Dataset rows
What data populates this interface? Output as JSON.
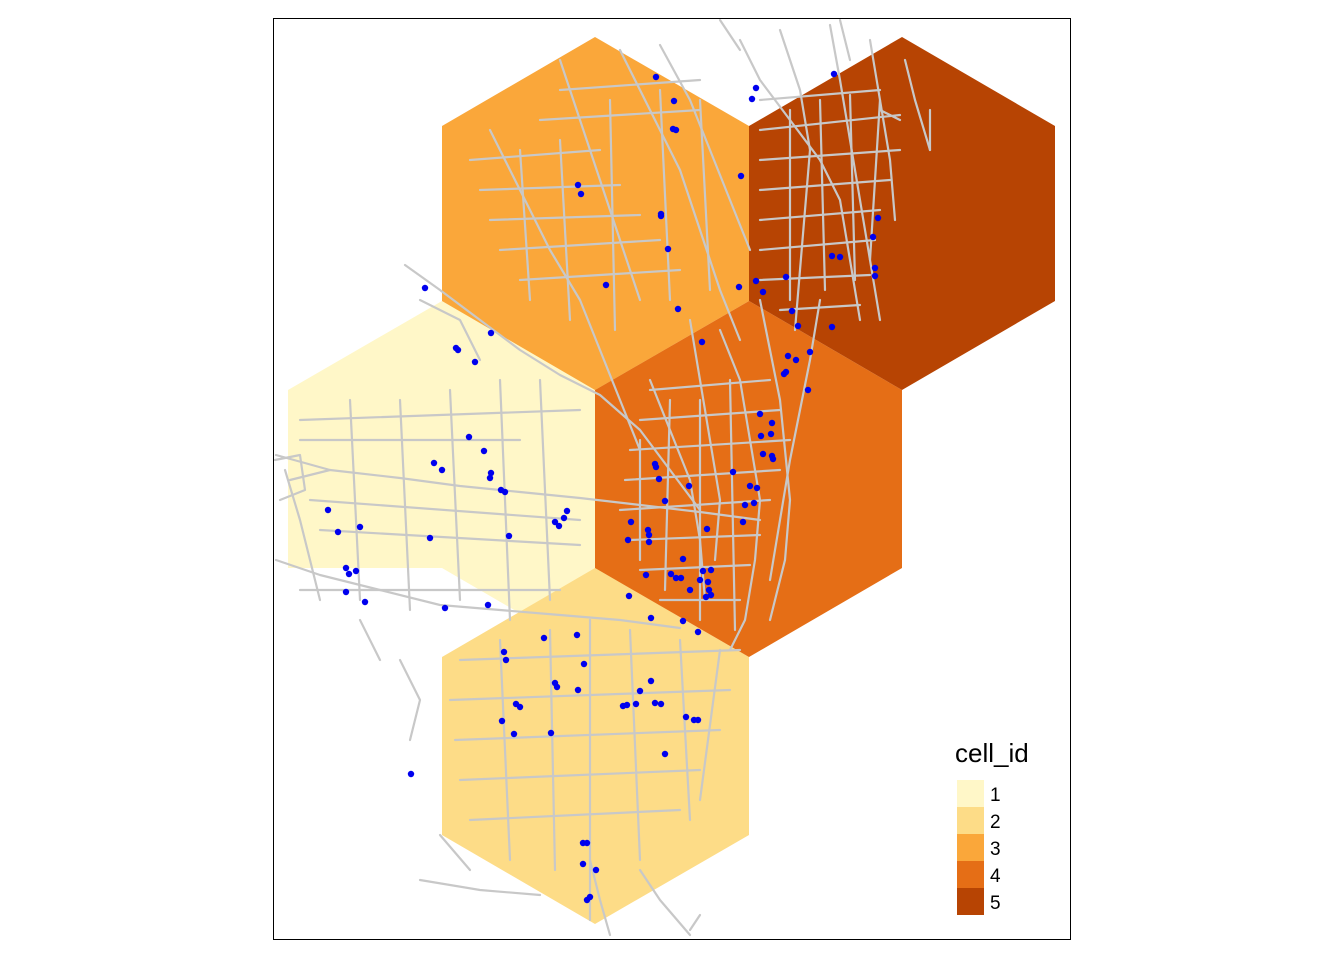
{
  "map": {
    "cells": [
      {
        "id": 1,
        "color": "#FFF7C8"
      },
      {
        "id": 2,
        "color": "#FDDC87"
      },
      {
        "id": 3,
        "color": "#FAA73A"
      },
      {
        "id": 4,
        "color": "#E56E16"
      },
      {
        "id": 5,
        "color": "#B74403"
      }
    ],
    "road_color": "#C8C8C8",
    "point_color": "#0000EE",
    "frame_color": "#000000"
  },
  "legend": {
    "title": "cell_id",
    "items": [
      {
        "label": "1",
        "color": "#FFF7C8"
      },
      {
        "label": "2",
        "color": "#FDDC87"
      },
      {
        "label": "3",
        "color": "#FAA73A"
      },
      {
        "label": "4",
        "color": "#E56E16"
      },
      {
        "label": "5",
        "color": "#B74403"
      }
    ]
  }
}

WHAT IS NEEDED
Every record must be copied exactly, with images dropped from the result.

ANSWER TO THIS PROBLEM
What data populates this interface? Output as JSON.
{
  "map": {
    "cells": [
      {
        "id": 1,
        "color": "#FFF7C8"
      },
      {
        "id": 2,
        "color": "#FDDC87"
      },
      {
        "id": 3,
        "color": "#FAA73A"
      },
      {
        "id": 4,
        "color": "#E56E16"
      },
      {
        "id": 5,
        "color": "#B74403"
      }
    ],
    "road_color": "#C8C8C8",
    "point_color": "#0000EE",
    "frame_color": "#000000"
  },
  "legend": {
    "title": "cell_id",
    "items": [
      {
        "label": "1",
        "color": "#FFF7C8"
      },
      {
        "label": "2",
        "color": "#FDDC87"
      },
      {
        "label": "3",
        "color": "#FAA73A"
      },
      {
        "label": "4",
        "color": "#E56E16"
      },
      {
        "label": "5",
        "color": "#B74403"
      }
    ]
  }
}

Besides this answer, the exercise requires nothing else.